= Problem to work on =
Reproduce the following lines without any changes, leaving out the pictures.

***

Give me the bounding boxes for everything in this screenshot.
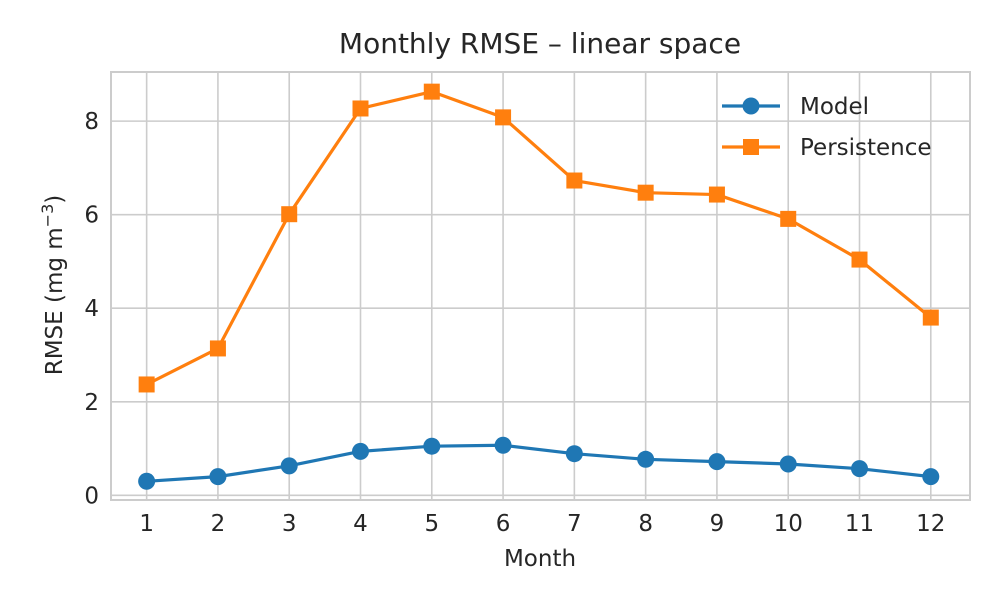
series-line-model — [146, 443, 931, 483]
x-tick-label: 8 — [638, 511, 653, 537]
data-point-model — [494, 436, 512, 454]
data-point-model — [708, 453, 726, 471]
legend-label-persistence: Persistence — [800, 135, 932, 161]
data-point-model — [922, 468, 940, 486]
chart-title: Monthly RMSE – linear space — [339, 27, 741, 60]
legend-marker-model — [742, 97, 760, 115]
x-tick-label: 9 — [710, 511, 725, 537]
data-point-persistence — [495, 109, 512, 126]
x-tick-label: 6 — [496, 511, 511, 537]
series-line-persistence — [145, 90, 932, 386]
x-tick-label: 4 — [353, 511, 368, 537]
data-point-persistence — [637, 184, 654, 201]
y-axis-label-superscript: −3 — [38, 204, 57, 228]
y-tick-label: 2 — [84, 390, 99, 416]
data-point-model — [280, 457, 298, 475]
y-axis-label-end: ) — [42, 195, 68, 204]
data-point-persistence — [423, 83, 440, 100]
x-tick-label: 7 — [567, 511, 582, 537]
x-axis-label: Month — [504, 546, 576, 572]
data-point-persistence — [138, 376, 155, 393]
data-point-persistence — [851, 251, 868, 268]
data-point-model — [851, 460, 869, 478]
x-tick-label: 12 — [916, 511, 945, 537]
y-axis-label-main: RMSE (mg m — [42, 227, 68, 375]
data-point-model — [423, 437, 441, 455]
data-point-persistence — [708, 186, 725, 203]
data-point-persistence — [780, 210, 797, 227]
y-tick-label: 6 — [84, 203, 99, 229]
x-tick-label: 11 — [845, 511, 874, 537]
x-tick-label: 3 — [282, 511, 297, 537]
y-tick-label: 4 — [84, 296, 99, 322]
data-point-model — [209, 468, 227, 486]
y-axis-label: RMSE (mg m−3) — [38, 195, 68, 376]
data-point-persistence — [922, 309, 939, 326]
legend: Model Persistence — [722, 94, 932, 161]
data-point-model — [779, 455, 797, 473]
plot-frame — [110, 71, 971, 501]
x-tick-label: 5 — [424, 511, 439, 537]
data-point-model — [565, 445, 583, 463]
legend-label-model: Model — [800, 94, 869, 120]
y-tick-label: 8 — [84, 109, 99, 135]
data-point-persistence — [281, 206, 298, 223]
x-tick-label: 10 — [774, 511, 803, 537]
legend-marker-persistence — [743, 139, 759, 155]
data-point-persistence — [352, 100, 369, 117]
x-tick-label: 2 — [211, 511, 226, 537]
data-point-model — [138, 472, 156, 490]
y-tick-label: 0 — [84, 483, 99, 509]
data-point-persistence — [209, 340, 226, 357]
data-point-model — [352, 442, 370, 460]
x-tick-label: 1 — [139, 511, 154, 537]
data-point-model — [637, 450, 655, 468]
data-point-persistence — [566, 172, 583, 189]
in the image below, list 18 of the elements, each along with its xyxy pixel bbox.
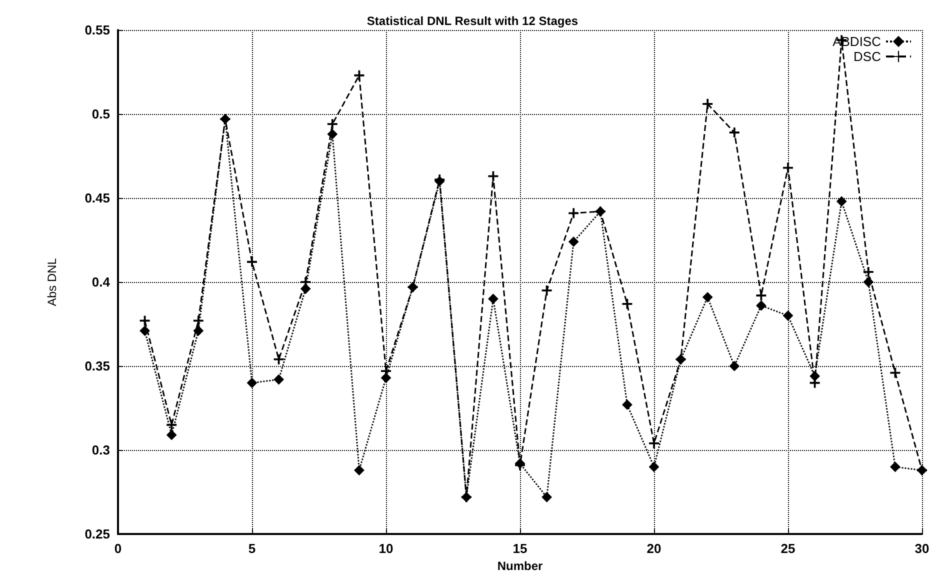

***

= Exercise solution =
Give me the bounding boxes for everything in this screenshot.
series-line-model — [146, 443, 931, 483]
x-tick-label: 8 — [638, 511, 653, 537]
data-point-model — [494, 436, 512, 454]
data-point-model — [708, 453, 726, 471]
legend-label-persistence: Persistence — [800, 135, 932, 161]
data-point-model — [922, 468, 940, 486]
chart-title: Monthly RMSE – linear space — [339, 27, 741, 60]
legend-marker-model — [742, 97, 760, 115]
x-tick-label: 9 — [710, 511, 725, 537]
data-point-persistence — [495, 109, 512, 126]
x-tick-label: 6 — [496, 511, 511, 537]
series-line-persistence — [145, 90, 932, 386]
x-tick-label: 4 — [353, 511, 368, 537]
data-point-persistence — [637, 184, 654, 201]
y-axis-label-superscript: −3 — [38, 204, 57, 228]
y-tick-label: 2 — [84, 390, 99, 416]
data-point-model — [280, 457, 298, 475]
y-axis-label-end: ) — [42, 195, 68, 204]
data-point-persistence — [423, 83, 440, 100]
x-tick-label: 7 — [567, 511, 582, 537]
x-axis-label: Month — [504, 546, 576, 572]
data-point-persistence — [138, 376, 155, 393]
data-point-persistence — [851, 251, 868, 268]
data-point-model — [851, 460, 869, 478]
x-tick-label: 12 — [916, 511, 945, 537]
y-axis-label-main: RMSE (mg m — [42, 227, 68, 375]
data-point-model — [423, 437, 441, 455]
data-point-persistence — [708, 186, 725, 203]
data-point-persistence — [780, 210, 797, 227]
y-tick-label: 6 — [84, 203, 99, 229]
x-tick-label: 11 — [845, 511, 874, 537]
x-tick-label: 3 — [282, 511, 297, 537]
y-tick-label: 4 — [84, 296, 99, 322]
data-point-model — [209, 468, 227, 486]
y-axis-label: RMSE (mg m−3) — [38, 195, 68, 376]
data-point-persistence — [922, 309, 939, 326]
legend: Model Persistence — [722, 94, 932, 161]
data-point-model — [779, 455, 797, 473]
plot-frame — [110, 71, 971, 501]
x-tick-label: 5 — [424, 511, 439, 537]
data-point-model — [565, 445, 583, 463]
legend-label-model: Model — [800, 94, 869, 120]
y-tick-label: 8 — [84, 109, 99, 135]
data-point-persistence — [281, 206, 298, 223]
x-tick-label: 10 — [774, 511, 803, 537]
legend-marker-persistence — [743, 139, 759, 155]
data-point-persistence — [352, 100, 369, 117]
x-tick-label: 2 — [211, 511, 226, 537]
data-point-model — [138, 472, 156, 490]
y-tick-label: 0 — [84, 483, 99, 509]
data-point-persistence — [209, 340, 226, 357]
data-point-model — [352, 442, 370, 460]
x-tick-label: 1 — [139, 511, 154, 537]
data-point-model — [637, 450, 655, 468]
data-point-persistence — [566, 172, 583, 189]
in the image below, list 18 of the elements, each along with its xyxy pixel bbox.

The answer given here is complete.